> EXERCISE OBJECTIVE: Please copy the lines of the records below exactly, starting at the line that contains "y-right-tick-label: 2 [768,169,780,194]" and ending at the line that contains "y-left-tick-label: 10 [108,385,132,410]", with both of those lines included.

=-=-=-=-=

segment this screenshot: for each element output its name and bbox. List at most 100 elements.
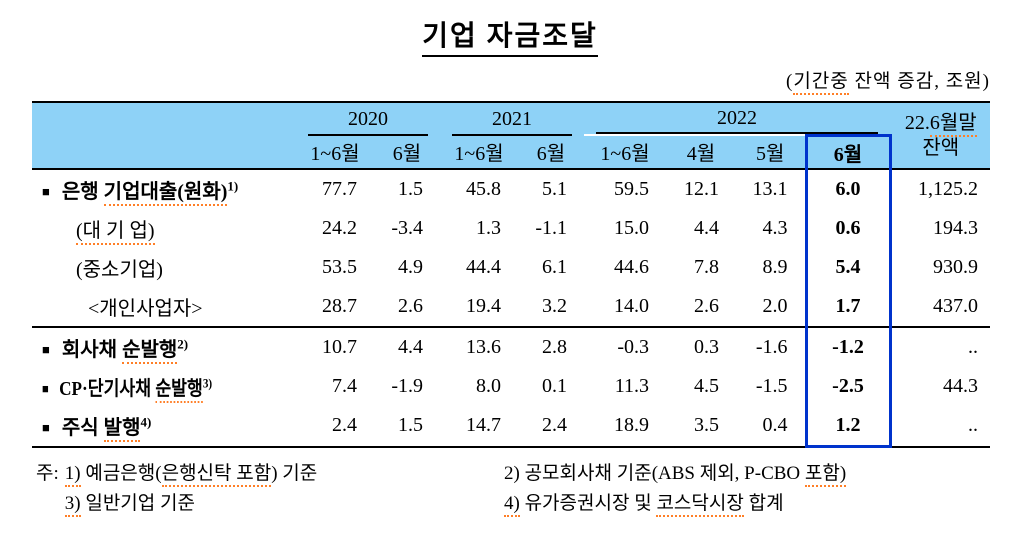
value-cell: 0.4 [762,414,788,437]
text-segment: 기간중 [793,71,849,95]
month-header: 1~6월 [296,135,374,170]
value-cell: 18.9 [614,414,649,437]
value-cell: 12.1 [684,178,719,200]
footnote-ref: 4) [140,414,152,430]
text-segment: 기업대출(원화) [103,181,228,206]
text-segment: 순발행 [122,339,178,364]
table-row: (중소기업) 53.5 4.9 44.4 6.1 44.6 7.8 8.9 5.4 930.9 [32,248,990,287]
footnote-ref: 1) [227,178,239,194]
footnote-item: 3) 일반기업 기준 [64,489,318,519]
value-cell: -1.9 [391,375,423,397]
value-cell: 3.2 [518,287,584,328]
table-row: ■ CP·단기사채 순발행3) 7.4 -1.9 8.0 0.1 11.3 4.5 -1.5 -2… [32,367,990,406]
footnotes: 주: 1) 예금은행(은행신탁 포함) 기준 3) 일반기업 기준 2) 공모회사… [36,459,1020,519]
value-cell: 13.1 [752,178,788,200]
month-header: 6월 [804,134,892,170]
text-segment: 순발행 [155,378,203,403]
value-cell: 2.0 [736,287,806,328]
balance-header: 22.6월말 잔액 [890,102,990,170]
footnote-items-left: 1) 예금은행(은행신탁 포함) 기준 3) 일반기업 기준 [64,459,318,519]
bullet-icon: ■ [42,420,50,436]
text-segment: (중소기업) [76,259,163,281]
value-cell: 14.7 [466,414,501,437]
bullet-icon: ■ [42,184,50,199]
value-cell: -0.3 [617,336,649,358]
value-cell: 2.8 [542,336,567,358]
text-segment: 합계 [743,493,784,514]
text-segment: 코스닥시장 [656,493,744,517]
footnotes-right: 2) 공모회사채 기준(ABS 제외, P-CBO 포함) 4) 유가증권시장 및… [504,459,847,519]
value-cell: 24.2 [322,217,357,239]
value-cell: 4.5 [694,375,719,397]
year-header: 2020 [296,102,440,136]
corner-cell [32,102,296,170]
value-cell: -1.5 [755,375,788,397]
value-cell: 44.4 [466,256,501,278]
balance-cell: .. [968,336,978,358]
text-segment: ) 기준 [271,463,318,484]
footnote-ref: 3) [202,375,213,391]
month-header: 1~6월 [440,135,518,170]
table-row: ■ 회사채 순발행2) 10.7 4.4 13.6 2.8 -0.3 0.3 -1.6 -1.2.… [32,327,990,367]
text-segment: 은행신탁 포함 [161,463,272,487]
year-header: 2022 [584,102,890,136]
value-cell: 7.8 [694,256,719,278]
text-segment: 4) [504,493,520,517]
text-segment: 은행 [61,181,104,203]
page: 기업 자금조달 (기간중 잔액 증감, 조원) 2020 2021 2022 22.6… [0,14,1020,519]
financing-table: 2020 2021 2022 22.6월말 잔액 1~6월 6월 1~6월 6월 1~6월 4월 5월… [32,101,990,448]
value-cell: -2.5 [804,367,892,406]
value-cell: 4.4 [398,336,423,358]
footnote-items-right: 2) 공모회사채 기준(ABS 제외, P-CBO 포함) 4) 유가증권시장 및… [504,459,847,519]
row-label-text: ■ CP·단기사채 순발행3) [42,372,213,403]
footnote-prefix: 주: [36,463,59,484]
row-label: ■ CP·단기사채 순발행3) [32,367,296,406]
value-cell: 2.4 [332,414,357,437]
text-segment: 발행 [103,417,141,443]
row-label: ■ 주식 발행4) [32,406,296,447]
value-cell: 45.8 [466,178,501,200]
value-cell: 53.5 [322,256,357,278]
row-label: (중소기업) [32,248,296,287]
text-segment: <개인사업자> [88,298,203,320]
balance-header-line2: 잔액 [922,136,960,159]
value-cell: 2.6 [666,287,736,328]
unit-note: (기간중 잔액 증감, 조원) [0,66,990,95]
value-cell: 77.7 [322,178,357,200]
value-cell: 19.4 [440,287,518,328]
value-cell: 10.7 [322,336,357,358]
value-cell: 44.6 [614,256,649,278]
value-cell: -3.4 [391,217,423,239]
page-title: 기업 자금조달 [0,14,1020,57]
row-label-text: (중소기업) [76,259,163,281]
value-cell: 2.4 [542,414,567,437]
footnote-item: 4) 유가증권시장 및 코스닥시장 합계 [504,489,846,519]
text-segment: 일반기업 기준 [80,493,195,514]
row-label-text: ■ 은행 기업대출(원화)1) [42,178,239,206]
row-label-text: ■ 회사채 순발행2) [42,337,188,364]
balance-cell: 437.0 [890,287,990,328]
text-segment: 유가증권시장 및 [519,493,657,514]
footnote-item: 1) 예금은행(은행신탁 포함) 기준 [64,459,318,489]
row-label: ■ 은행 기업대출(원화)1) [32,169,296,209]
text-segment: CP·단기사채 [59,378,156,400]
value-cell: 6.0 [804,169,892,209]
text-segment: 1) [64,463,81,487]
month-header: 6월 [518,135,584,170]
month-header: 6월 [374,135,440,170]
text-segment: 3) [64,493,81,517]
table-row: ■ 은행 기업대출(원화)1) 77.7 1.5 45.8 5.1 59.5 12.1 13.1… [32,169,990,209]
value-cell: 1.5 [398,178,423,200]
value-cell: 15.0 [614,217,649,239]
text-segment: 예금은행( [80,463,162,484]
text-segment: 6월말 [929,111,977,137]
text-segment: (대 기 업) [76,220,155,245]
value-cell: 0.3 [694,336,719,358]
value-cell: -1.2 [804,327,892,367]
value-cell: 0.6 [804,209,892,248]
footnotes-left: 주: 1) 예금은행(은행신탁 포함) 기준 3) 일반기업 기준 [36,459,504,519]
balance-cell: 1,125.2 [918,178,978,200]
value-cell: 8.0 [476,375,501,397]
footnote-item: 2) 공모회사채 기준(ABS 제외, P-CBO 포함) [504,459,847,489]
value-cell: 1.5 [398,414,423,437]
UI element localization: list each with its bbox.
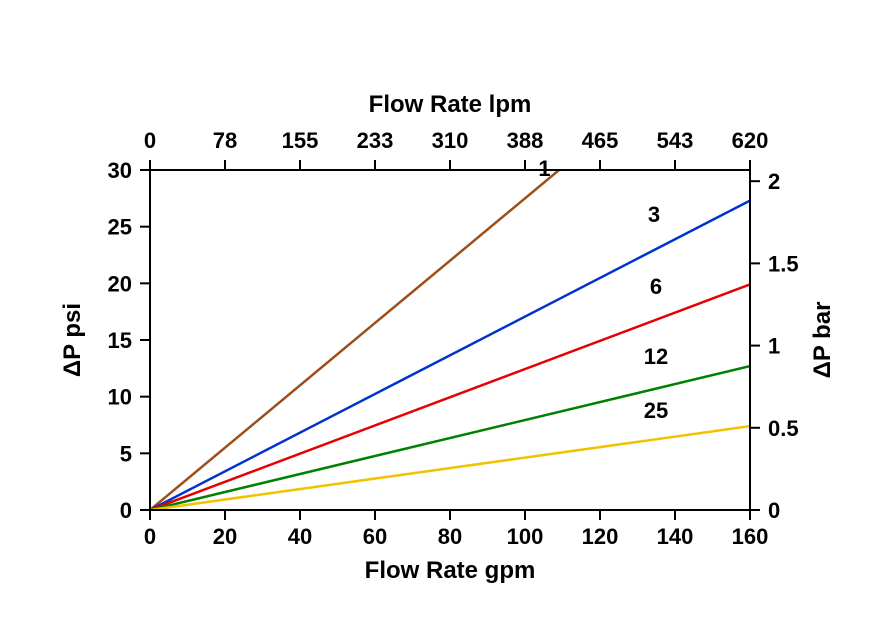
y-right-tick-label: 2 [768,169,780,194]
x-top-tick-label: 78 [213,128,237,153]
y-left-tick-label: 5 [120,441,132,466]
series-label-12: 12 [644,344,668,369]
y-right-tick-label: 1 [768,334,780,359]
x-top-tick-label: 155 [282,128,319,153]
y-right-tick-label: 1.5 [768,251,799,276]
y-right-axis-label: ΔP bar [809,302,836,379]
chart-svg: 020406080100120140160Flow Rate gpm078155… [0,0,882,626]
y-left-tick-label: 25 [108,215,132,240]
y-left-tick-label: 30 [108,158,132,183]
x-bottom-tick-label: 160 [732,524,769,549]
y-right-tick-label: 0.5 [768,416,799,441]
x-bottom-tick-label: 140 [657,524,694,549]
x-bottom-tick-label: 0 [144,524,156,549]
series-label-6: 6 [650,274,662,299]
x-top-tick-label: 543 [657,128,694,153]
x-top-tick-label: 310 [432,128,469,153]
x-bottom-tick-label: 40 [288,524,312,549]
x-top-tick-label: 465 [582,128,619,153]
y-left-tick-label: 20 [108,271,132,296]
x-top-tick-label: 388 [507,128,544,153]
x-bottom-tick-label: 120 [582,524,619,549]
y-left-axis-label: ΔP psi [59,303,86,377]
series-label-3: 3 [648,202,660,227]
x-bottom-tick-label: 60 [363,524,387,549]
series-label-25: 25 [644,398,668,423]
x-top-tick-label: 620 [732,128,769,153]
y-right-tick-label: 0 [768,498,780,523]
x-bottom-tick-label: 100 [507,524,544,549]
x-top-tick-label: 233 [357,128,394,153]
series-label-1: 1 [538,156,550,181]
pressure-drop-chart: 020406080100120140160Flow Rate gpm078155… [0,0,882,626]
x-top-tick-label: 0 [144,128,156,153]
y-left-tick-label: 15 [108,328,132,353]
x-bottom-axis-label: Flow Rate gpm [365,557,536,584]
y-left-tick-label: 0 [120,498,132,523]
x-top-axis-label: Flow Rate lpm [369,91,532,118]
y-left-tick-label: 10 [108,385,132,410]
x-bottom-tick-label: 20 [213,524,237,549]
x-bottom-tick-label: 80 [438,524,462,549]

=-=-=-=-=

> EXPECTED OUTPUT:
y-right-tick-label: 2 [768,169,780,194]
x-top-tick-label: 78 [213,128,237,153]
y-left-tick-label: 5 [120,441,132,466]
series-label-12: 12 [644,344,668,369]
y-right-tick-label: 1 [768,334,780,359]
x-top-tick-label: 155 [282,128,319,153]
y-right-tick-label: 1.5 [768,251,799,276]
y-right-axis-label: ΔP bar [809,302,836,379]
chart-svg: 020406080100120140160Flow Rate gpm078155… [0,0,882,626]
y-left-tick-label: 25 [108,215,132,240]
y-left-tick-label: 30 [108,158,132,183]
x-bottom-tick-label: 160 [732,524,769,549]
y-right-tick-label: 0.5 [768,416,799,441]
x-bottom-tick-label: 140 [657,524,694,549]
x-bottom-tick-label: 0 [144,524,156,549]
series-label-6: 6 [650,274,662,299]
x-top-tick-label: 543 [657,128,694,153]
x-top-tick-label: 310 [432,128,469,153]
x-bottom-tick-label: 40 [288,524,312,549]
x-top-tick-label: 465 [582,128,619,153]
y-left-tick-label: 20 [108,271,132,296]
x-top-tick-label: 388 [507,128,544,153]
x-bottom-tick-label: 120 [582,524,619,549]
y-left-axis-label: ΔP psi [59,303,86,377]
series-label-3: 3 [648,202,660,227]
x-bottom-tick-label: 60 [363,524,387,549]
series-label-25: 25 [644,398,668,423]
x-top-tick-label: 620 [732,128,769,153]
y-right-tick-label: 0 [768,498,780,523]
x-bottom-tick-label: 100 [507,524,544,549]
x-top-tick-label: 233 [357,128,394,153]
series-label-1: 1 [538,156,550,181]
pressure-drop-chart: 020406080100120140160Flow Rate gpm078155… [0,0,882,626]
x-top-tick-label: 0 [144,128,156,153]
y-left-tick-label: 15 [108,328,132,353]
x-bottom-axis-label: Flow Rate gpm [365,557,536,584]
y-left-tick-label: 0 [120,498,132,523]
x-top-axis-label: Flow Rate lpm [369,91,532,118]
y-left-tick-label: 10 [108,385,132,410]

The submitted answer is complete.